> _Requirements_: The records below are to be copied word for word, with every picture left out.

Collected data:
-.-.-

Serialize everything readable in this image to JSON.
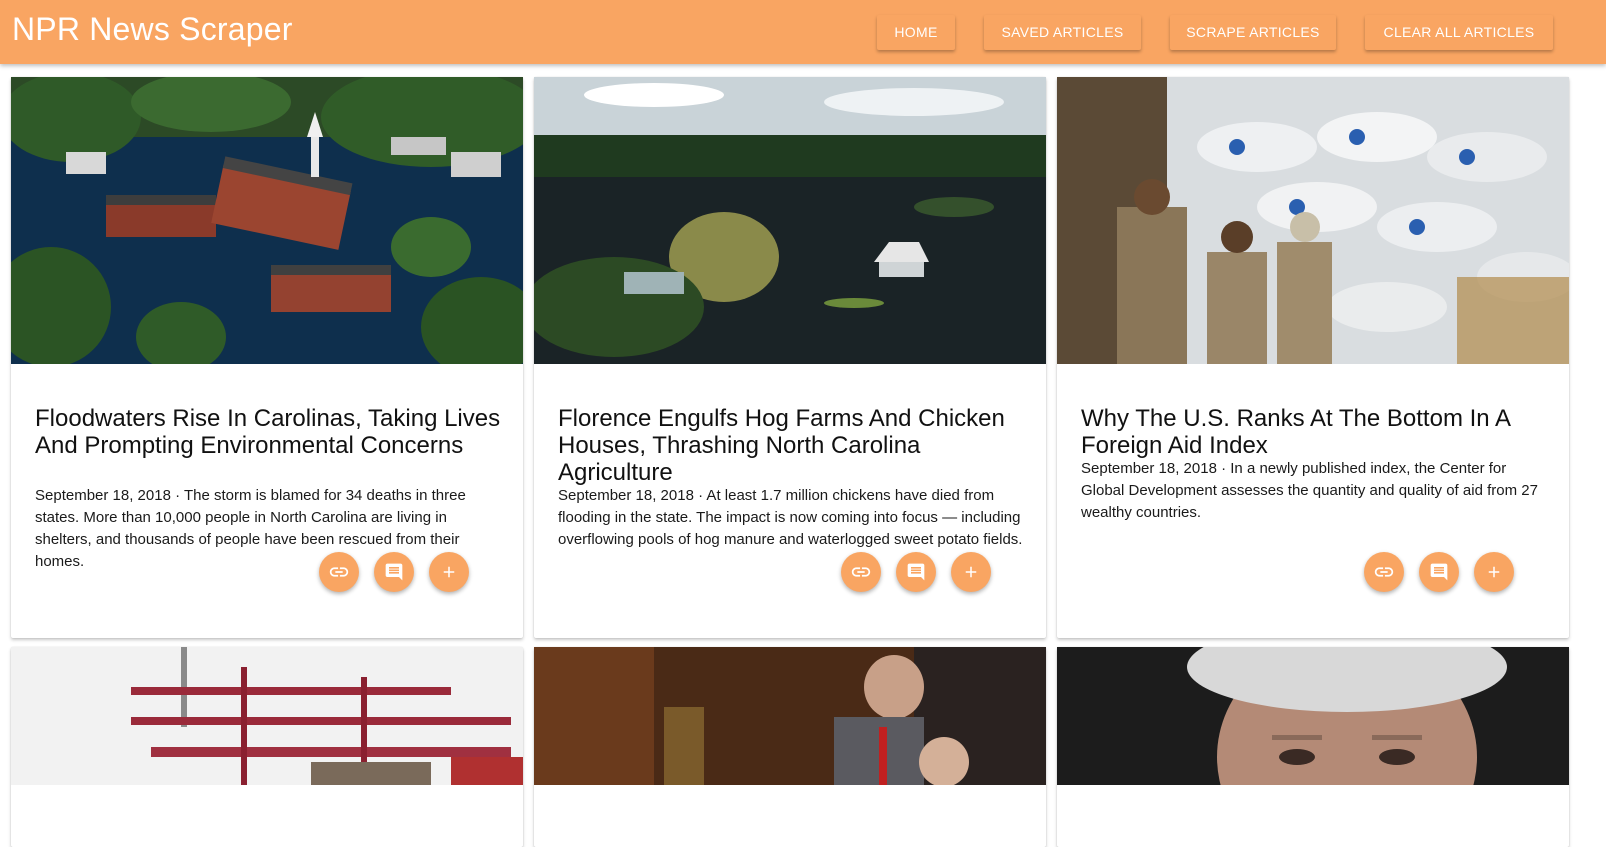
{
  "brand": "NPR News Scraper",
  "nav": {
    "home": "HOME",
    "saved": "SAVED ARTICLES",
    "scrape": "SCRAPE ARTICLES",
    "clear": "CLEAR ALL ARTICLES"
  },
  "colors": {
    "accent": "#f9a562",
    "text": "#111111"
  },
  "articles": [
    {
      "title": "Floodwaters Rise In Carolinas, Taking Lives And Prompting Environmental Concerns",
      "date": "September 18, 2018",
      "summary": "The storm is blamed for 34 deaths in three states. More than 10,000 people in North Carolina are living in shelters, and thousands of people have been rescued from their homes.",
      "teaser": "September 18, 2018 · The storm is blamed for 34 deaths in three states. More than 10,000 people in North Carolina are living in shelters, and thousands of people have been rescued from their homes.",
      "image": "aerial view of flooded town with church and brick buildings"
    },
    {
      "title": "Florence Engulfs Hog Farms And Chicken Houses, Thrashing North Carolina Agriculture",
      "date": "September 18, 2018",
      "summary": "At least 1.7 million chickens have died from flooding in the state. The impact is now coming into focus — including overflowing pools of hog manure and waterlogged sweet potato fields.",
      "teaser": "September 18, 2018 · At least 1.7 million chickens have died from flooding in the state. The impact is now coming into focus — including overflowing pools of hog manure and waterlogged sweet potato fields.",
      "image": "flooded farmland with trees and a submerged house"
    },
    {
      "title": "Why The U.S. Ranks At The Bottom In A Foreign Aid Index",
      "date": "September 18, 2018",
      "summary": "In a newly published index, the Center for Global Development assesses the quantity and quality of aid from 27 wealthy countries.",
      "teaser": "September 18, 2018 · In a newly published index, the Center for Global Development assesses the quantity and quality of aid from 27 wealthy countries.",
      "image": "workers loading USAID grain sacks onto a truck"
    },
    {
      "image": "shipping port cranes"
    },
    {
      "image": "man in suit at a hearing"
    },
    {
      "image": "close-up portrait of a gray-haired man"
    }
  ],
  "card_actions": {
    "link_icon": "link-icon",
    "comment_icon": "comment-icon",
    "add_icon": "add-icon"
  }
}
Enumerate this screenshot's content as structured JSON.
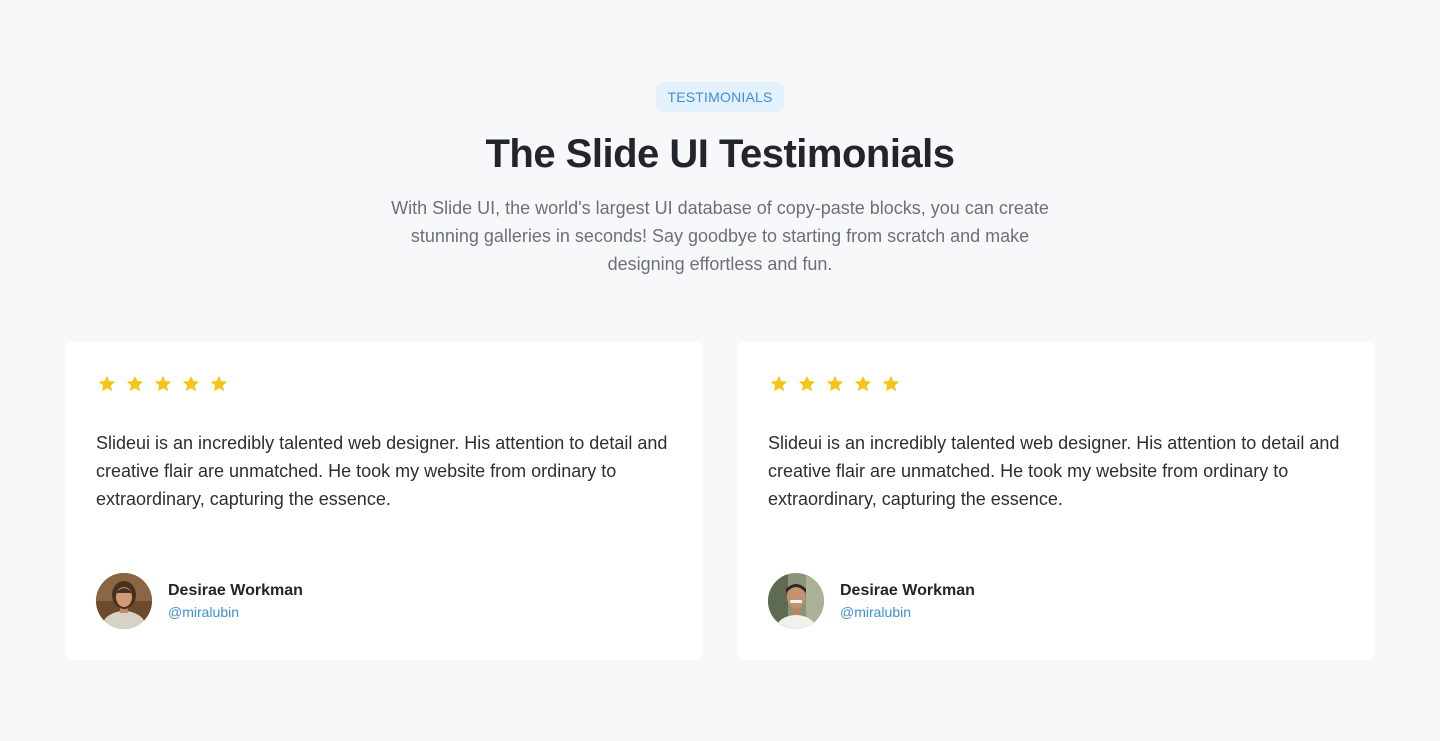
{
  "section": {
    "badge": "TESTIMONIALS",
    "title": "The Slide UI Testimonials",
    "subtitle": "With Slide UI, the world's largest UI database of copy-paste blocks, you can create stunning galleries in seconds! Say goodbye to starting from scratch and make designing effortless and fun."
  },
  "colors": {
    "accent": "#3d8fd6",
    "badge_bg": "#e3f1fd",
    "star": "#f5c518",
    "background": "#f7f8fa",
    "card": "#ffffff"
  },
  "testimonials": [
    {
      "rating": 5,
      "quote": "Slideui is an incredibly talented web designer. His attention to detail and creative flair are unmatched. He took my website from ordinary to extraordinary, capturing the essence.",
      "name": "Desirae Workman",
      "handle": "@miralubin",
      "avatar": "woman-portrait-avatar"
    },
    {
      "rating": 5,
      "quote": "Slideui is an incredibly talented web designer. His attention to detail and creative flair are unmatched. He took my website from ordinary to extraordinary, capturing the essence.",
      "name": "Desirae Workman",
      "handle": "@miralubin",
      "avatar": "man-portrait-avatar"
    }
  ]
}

-.-.-

> _Answer to the problem_:
Serialize everything readable in this image to JSON.
{
  "brand": "NPR News Scraper",
  "nav": {
    "home": "HOME",
    "saved": "SAVED ARTICLES",
    "scrape": "SCRAPE ARTICLES",
    "clear": "CLEAR ALL ARTICLES"
  },
  "colors": {
    "accent": "#f9a562",
    "text": "#111111"
  },
  "articles": [
    {
      "title": "Floodwaters Rise In Carolinas, Taking Lives And Prompting Environmental Concerns",
      "date": "September 18, 2018",
      "summary": "The storm is blamed for 34 deaths in three states. More than 10,000 people in North Carolina are living in shelters, and thousands of people have been rescued from their homes.",
      "teaser": "September 18, 2018 · The storm is blamed for 34 deaths in three states. More than 10,000 people in North Carolina are living in shelters, and thousands of people have been rescued from their homes.",
      "image": "aerial view of flooded town with church and brick buildings"
    },
    {
      "title": "Florence Engulfs Hog Farms And Chicken Houses, Thrashing North Carolina Agriculture",
      "date": "September 18, 2018",
      "summary": "At least 1.7 million chickens have died from flooding in the state. The impact is now coming into focus — including overflowing pools of hog manure and waterlogged sweet potato fields.",
      "teaser": "September 18, 2018 · At least 1.7 million chickens have died from flooding in the state. The impact is now coming into focus — including overflowing pools of hog manure and waterlogged sweet potato fields.",
      "image": "flooded farmland with trees and a submerged house"
    },
    {
      "title": "Why The U.S. Ranks At The Bottom In A Foreign Aid Index",
      "date": "September 18, 2018",
      "summary": "In a newly published index, the Center for Global Development assesses the quantity and quality of aid from 27 wealthy countries.",
      "teaser": "September 18, 2018 · In a newly published index, the Center for Global Development assesses the quantity and quality of aid from 27 wealthy countries.",
      "image": "workers loading USAID grain sacks onto a truck"
    },
    {
      "image": "shipping port cranes"
    },
    {
      "image": "man in suit at a hearing"
    },
    {
      "image": "close-up portrait of a gray-haired man"
    }
  ],
  "card_actions": {
    "link_icon": "link-icon",
    "comment_icon": "comment-icon",
    "add_icon": "add-icon"
  }
}
Enumerate this screenshot's content as structured JSON.
{
  "section": {
    "badge": "TESTIMONIALS",
    "title": "The Slide UI Testimonials",
    "subtitle": "With Slide UI, the world's largest UI database of copy-paste blocks, you can create stunning galleries in seconds! Say goodbye to starting from scratch and make designing effortless and fun."
  },
  "colors": {
    "accent": "#3d8fd6",
    "badge_bg": "#e3f1fd",
    "star": "#f5c518",
    "background": "#f7f8fa",
    "card": "#ffffff"
  },
  "testimonials": [
    {
      "rating": 5,
      "quote": "Slideui is an incredibly talented web designer. His attention to detail and creative flair are unmatched. He took my website from ordinary to extraordinary, capturing the essence.",
      "name": "Desirae Workman",
      "handle": "@miralubin",
      "avatar": "woman-portrait-avatar"
    },
    {
      "rating": 5,
      "quote": "Slideui is an incredibly talented web designer. His attention to detail and creative flair are unmatched. He took my website from ordinary to extraordinary, capturing the essence.",
      "name": "Desirae Workman",
      "handle": "@miralubin",
      "avatar": "man-portrait-avatar"
    }
  ]
}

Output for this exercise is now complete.